Data entries:
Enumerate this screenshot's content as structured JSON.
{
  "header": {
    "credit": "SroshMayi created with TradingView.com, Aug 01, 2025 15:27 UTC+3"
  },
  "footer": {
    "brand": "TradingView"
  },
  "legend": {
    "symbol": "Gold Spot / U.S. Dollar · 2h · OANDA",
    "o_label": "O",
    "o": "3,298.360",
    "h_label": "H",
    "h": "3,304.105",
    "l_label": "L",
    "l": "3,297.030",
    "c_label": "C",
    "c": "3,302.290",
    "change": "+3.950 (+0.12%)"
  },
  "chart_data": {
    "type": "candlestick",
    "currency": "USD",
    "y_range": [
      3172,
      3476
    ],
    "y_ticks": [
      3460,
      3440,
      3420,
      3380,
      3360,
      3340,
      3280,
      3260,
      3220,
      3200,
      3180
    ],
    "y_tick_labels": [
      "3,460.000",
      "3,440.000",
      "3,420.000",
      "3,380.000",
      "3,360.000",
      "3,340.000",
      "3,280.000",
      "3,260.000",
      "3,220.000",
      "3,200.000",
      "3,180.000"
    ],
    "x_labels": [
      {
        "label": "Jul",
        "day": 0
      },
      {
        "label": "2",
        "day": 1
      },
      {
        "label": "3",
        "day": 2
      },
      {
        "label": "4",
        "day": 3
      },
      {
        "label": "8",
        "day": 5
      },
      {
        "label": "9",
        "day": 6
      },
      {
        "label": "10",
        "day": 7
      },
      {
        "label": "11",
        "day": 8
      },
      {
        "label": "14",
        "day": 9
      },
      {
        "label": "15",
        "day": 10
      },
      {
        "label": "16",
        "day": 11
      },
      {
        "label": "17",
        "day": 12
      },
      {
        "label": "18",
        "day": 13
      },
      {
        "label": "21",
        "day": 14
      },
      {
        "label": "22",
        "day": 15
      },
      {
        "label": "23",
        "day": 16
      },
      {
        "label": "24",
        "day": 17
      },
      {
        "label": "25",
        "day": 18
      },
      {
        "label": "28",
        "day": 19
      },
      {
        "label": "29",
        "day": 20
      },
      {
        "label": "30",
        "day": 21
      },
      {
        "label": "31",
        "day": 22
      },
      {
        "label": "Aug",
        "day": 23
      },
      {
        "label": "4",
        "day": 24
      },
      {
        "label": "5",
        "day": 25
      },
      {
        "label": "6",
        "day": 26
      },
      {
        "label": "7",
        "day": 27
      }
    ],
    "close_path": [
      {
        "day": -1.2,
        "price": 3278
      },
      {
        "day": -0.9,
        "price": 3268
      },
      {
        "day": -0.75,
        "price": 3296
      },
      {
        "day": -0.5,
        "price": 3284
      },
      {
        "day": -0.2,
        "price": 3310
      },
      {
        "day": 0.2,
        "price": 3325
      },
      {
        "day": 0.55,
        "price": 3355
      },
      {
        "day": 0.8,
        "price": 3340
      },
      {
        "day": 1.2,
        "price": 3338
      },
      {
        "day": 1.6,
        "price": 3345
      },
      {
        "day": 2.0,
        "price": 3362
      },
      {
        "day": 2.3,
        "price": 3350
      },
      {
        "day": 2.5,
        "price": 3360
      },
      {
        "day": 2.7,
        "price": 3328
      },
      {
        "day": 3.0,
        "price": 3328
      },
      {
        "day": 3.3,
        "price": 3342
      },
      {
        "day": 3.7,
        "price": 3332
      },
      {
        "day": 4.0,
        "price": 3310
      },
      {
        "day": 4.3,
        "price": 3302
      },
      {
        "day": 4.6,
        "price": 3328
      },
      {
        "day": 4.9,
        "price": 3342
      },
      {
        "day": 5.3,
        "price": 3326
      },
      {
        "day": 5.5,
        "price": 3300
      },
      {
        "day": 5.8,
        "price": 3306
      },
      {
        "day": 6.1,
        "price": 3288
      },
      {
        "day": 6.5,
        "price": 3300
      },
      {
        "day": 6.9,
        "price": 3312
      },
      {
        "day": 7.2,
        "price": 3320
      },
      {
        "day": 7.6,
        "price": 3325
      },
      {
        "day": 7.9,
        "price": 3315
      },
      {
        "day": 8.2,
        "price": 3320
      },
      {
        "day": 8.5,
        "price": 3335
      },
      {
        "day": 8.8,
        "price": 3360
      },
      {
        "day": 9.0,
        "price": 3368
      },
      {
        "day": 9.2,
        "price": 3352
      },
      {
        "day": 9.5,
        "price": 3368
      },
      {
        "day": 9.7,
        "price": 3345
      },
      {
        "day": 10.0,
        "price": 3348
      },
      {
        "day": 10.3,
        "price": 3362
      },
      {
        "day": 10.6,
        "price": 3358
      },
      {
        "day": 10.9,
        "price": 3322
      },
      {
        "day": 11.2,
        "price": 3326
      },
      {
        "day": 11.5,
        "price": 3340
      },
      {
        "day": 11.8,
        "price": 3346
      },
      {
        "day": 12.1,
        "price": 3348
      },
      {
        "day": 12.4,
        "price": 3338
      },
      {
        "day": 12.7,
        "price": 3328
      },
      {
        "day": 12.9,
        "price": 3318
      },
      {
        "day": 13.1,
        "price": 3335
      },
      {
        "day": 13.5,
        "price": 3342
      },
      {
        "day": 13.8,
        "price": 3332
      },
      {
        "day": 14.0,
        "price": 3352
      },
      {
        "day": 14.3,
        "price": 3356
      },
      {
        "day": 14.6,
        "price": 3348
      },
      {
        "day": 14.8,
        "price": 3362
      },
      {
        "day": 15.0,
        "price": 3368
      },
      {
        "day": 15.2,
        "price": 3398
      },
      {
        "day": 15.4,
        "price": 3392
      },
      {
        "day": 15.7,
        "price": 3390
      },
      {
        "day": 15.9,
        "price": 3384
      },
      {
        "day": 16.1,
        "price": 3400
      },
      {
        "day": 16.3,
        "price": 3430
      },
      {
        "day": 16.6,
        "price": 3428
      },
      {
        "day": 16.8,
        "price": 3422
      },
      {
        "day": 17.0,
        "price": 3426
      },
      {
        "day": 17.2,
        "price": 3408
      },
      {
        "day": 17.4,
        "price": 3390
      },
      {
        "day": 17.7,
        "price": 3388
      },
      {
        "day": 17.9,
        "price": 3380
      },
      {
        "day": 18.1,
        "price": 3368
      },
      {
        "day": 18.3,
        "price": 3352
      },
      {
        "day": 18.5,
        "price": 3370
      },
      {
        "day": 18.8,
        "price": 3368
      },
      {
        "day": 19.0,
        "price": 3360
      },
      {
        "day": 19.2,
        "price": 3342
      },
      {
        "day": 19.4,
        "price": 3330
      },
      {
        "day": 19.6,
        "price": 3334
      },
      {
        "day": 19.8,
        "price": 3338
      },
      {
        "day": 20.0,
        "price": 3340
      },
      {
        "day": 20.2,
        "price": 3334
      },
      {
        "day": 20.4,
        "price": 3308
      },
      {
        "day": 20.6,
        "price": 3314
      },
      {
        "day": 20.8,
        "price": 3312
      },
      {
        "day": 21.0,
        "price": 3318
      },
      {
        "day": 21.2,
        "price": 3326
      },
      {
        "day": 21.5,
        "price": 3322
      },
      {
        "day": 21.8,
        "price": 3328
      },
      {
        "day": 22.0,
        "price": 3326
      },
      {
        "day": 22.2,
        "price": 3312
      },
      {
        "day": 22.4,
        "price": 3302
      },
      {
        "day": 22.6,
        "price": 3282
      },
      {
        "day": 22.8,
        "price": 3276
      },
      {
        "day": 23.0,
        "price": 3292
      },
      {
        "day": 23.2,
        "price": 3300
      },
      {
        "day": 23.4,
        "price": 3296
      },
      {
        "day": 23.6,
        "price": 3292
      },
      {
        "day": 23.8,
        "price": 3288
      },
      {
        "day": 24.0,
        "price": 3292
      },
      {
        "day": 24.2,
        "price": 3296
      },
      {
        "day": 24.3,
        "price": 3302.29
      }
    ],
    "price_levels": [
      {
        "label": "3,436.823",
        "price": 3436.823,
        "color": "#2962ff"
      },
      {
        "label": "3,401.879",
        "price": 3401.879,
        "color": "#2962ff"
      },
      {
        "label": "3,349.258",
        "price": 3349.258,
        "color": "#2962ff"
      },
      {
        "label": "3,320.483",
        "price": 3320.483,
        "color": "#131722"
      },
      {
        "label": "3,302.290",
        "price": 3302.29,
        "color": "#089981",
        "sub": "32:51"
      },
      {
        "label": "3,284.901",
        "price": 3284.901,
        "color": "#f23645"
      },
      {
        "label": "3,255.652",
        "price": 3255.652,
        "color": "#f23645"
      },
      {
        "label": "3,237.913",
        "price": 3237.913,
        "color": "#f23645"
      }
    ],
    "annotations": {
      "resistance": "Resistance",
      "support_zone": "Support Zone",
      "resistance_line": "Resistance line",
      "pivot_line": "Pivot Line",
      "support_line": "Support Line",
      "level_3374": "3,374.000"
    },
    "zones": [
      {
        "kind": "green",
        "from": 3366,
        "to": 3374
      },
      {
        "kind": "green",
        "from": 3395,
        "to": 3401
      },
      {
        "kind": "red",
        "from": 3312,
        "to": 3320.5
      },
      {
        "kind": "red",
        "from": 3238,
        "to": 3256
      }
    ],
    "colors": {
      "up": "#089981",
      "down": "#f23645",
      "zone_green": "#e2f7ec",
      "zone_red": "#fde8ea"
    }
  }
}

> _Your goal_
Give the count of lines in the records that contain "Support", and no other text.

> _Reply_
2